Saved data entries
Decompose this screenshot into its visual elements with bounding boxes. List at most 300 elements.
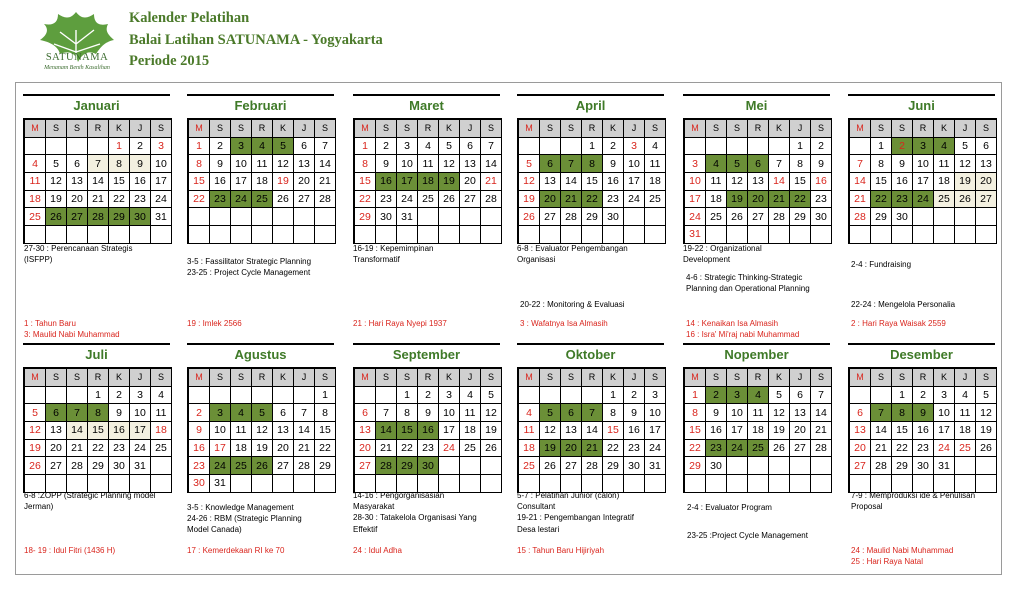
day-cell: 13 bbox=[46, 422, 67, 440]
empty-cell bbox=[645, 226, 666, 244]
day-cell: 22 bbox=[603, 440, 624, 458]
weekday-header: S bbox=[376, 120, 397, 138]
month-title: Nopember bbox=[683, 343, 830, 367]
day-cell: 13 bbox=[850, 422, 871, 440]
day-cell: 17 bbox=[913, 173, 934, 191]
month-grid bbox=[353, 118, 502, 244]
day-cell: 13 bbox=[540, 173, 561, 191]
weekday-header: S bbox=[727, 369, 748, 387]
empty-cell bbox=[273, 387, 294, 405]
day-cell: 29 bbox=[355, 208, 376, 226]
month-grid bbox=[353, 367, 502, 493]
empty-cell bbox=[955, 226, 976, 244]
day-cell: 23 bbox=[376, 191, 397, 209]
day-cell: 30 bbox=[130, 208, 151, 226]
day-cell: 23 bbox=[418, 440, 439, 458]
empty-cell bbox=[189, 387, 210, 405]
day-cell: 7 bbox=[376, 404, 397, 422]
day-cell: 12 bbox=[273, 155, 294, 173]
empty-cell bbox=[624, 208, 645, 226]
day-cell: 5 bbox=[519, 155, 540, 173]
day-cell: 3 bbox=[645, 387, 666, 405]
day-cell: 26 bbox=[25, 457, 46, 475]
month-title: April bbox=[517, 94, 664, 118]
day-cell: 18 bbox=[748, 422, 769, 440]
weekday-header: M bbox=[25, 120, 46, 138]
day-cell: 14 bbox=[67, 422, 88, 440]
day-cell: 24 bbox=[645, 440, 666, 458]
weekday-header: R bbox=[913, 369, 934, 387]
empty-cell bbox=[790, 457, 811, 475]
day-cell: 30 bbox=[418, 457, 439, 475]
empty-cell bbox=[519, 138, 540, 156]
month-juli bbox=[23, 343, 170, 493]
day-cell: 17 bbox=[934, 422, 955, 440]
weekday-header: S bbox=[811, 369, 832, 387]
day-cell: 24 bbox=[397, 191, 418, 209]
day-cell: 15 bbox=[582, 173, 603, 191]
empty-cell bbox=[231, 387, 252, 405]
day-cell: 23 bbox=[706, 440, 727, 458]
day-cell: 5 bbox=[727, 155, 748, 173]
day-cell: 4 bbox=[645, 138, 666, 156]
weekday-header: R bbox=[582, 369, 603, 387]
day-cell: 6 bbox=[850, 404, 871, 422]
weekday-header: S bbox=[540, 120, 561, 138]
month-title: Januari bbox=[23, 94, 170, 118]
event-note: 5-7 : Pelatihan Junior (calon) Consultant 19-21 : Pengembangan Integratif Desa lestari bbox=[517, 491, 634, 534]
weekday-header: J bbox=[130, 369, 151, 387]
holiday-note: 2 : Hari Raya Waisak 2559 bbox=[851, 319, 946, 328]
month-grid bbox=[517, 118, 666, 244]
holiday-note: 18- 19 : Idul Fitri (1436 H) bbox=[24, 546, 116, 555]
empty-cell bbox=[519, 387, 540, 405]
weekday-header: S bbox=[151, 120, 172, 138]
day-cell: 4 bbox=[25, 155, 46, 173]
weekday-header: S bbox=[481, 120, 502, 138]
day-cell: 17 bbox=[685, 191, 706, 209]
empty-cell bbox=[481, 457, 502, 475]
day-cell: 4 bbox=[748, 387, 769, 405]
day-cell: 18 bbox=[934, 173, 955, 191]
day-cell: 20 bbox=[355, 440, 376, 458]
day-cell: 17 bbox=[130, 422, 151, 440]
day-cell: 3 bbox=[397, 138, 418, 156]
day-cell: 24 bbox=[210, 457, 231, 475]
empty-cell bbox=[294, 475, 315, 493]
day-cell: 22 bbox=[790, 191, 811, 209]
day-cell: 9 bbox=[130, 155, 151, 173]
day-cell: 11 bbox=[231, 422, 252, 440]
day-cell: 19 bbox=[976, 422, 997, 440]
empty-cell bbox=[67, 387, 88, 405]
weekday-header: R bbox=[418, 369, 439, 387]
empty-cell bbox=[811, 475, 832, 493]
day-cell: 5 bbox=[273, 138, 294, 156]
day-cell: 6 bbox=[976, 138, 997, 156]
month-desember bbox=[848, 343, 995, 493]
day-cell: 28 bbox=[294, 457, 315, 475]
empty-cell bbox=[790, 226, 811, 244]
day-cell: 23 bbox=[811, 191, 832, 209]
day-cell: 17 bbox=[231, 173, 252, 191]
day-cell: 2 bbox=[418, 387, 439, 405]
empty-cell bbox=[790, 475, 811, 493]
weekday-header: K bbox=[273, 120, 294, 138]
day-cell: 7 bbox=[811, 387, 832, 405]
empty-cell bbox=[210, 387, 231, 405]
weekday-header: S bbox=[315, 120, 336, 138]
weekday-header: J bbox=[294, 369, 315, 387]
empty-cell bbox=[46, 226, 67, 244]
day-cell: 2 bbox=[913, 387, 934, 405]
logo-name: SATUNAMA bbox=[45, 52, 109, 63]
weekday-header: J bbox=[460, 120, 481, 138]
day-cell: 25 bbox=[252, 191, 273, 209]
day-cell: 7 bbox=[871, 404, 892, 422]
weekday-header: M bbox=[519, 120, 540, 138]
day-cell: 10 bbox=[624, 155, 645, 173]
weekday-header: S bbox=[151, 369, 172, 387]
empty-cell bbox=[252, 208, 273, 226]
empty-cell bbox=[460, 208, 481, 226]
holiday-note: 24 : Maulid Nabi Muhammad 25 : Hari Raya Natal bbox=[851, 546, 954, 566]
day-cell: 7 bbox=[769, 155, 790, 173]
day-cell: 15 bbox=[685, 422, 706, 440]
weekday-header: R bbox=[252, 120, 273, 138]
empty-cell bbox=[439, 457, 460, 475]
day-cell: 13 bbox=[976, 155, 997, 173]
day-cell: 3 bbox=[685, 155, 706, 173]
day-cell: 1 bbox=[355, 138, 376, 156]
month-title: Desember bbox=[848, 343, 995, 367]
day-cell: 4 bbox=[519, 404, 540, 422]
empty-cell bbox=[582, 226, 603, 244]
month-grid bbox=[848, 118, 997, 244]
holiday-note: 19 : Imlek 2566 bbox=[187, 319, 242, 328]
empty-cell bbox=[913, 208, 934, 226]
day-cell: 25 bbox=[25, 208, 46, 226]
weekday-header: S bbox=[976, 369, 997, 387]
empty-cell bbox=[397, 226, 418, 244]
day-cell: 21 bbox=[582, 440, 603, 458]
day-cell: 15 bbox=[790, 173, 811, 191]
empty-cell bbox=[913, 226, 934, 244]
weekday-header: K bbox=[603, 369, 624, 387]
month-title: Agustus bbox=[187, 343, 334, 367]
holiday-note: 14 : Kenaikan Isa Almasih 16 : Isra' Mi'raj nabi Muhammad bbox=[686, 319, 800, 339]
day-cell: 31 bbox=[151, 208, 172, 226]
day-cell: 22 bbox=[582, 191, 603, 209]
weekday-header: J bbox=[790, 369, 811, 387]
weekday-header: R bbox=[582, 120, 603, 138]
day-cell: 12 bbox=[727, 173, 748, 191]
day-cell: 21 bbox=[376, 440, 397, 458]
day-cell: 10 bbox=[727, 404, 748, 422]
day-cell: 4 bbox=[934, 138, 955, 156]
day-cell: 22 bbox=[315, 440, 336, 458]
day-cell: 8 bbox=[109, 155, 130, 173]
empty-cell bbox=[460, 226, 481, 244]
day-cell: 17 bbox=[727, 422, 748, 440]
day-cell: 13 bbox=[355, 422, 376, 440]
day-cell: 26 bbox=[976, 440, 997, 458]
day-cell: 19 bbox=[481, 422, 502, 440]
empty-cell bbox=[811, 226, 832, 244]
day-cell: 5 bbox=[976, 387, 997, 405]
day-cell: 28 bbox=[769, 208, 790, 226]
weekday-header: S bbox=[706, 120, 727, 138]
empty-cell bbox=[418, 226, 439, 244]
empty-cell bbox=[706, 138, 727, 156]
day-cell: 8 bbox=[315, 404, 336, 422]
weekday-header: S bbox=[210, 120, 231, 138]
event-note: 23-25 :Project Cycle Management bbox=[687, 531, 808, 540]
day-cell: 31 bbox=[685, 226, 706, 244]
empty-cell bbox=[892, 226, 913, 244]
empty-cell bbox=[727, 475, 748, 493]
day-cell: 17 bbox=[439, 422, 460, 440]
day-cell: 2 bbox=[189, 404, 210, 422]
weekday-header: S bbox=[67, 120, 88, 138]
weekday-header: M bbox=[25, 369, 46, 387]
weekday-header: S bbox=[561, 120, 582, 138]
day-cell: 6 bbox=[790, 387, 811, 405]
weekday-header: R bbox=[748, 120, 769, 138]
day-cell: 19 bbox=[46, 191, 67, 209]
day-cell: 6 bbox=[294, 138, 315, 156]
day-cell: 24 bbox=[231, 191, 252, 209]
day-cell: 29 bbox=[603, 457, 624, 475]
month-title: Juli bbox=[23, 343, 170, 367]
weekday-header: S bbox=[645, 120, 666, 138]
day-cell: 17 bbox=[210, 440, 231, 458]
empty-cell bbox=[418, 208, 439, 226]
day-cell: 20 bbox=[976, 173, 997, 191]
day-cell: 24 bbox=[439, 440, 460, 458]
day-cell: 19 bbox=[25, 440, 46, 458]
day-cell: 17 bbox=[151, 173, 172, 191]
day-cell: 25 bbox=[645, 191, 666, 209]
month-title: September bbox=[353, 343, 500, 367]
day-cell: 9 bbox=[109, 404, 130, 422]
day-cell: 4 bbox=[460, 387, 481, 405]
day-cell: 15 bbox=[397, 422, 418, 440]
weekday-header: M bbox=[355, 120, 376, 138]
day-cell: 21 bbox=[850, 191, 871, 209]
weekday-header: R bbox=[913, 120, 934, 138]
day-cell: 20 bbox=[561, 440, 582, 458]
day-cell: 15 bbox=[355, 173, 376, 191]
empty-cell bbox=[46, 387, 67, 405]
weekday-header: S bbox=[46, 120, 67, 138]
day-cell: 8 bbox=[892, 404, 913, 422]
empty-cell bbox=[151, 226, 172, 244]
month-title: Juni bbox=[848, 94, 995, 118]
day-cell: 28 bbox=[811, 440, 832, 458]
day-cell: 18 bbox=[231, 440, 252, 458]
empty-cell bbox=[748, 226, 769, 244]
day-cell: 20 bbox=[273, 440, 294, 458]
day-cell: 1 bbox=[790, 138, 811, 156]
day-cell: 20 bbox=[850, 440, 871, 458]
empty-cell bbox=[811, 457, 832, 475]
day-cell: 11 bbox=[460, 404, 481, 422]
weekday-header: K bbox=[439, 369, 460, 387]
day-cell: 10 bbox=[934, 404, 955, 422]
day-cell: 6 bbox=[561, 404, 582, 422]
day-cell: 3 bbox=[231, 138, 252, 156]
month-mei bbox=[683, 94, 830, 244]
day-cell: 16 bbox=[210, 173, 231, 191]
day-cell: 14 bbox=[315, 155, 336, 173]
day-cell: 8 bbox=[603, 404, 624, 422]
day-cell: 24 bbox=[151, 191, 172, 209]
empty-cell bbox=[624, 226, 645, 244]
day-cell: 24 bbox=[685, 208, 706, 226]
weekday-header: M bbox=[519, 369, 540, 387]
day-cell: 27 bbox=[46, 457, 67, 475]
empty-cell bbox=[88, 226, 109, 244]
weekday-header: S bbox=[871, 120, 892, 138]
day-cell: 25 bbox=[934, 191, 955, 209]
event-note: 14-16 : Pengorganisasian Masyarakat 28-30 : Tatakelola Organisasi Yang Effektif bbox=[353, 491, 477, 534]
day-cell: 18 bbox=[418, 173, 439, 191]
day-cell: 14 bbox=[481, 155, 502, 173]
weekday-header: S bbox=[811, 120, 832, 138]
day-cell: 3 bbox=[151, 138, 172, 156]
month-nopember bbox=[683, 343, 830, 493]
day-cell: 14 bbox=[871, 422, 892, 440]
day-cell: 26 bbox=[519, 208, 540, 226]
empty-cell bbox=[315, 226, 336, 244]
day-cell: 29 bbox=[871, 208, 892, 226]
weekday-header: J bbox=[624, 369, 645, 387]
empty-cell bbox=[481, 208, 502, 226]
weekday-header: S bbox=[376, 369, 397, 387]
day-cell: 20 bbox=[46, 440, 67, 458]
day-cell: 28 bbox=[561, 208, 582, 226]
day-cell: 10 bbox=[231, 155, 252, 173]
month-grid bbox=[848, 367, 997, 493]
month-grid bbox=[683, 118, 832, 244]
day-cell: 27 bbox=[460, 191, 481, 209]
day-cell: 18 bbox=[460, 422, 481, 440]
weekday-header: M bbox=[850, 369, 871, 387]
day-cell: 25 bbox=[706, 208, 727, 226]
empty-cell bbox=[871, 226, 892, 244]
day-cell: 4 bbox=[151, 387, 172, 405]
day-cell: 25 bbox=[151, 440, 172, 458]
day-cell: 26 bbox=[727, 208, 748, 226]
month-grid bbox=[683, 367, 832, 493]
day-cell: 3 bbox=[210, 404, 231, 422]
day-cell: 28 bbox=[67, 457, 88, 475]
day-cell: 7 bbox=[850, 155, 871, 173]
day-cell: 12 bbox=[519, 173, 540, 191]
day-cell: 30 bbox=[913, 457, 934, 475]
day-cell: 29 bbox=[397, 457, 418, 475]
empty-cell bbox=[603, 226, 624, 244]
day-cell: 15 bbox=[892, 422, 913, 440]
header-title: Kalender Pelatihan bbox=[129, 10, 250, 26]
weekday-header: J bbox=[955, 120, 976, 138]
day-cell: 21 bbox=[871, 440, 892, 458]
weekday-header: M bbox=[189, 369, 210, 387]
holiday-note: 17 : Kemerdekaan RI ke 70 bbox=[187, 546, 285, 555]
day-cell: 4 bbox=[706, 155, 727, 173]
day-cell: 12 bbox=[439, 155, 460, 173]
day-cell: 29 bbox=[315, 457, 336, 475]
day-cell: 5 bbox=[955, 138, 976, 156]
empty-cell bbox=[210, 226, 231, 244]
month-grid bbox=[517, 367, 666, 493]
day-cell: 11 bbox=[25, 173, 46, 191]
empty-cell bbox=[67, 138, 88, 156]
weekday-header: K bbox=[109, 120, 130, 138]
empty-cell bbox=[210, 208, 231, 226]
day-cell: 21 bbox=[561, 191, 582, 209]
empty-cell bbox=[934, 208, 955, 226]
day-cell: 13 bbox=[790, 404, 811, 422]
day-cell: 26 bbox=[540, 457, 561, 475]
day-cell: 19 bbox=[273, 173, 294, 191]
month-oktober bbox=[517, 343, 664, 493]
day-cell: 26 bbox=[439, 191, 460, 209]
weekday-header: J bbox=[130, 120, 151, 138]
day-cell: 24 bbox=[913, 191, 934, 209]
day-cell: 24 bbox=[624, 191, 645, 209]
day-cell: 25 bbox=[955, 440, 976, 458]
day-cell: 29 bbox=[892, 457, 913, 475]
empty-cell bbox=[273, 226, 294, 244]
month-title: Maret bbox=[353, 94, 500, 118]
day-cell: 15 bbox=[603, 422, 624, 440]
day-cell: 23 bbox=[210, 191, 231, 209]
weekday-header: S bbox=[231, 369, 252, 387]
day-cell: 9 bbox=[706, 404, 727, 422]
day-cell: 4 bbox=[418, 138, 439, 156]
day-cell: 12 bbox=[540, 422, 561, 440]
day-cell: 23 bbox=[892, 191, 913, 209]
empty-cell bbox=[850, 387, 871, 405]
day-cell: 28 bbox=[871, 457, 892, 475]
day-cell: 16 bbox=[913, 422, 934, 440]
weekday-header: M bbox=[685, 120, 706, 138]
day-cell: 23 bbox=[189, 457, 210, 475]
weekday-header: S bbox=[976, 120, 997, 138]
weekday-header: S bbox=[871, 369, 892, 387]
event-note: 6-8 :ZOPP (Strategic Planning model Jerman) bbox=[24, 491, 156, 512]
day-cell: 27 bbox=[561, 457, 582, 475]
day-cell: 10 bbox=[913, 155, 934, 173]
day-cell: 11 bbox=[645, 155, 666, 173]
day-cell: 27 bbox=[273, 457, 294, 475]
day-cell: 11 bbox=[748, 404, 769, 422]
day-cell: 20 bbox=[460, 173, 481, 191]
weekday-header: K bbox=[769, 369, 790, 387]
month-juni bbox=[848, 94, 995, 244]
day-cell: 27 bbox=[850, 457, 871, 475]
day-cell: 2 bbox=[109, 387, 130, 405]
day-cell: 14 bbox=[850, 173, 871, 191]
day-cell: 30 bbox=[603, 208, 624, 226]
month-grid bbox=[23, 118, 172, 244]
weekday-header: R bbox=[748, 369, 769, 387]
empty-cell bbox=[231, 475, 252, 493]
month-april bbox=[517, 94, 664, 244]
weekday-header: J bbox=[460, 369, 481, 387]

_BRIEF:_ In the listing, copy verbatim every line starting at the one that contains "day-cell: 13 bbox=[46, 422, 67, 440]" and ending after the one that contains "day-cell: 13 bbox=[850, 422, 871, 440]".

_ANSWER TO THIS TASK:_
day-cell: 13 bbox=[46, 422, 67, 440]
empty-cell bbox=[645, 226, 666, 244]
day-cell: 22 bbox=[603, 440, 624, 458]
weekday-header: S bbox=[376, 120, 397, 138]
month-title: Nopember bbox=[683, 343, 830, 367]
day-cell: 13 bbox=[850, 422, 871, 440]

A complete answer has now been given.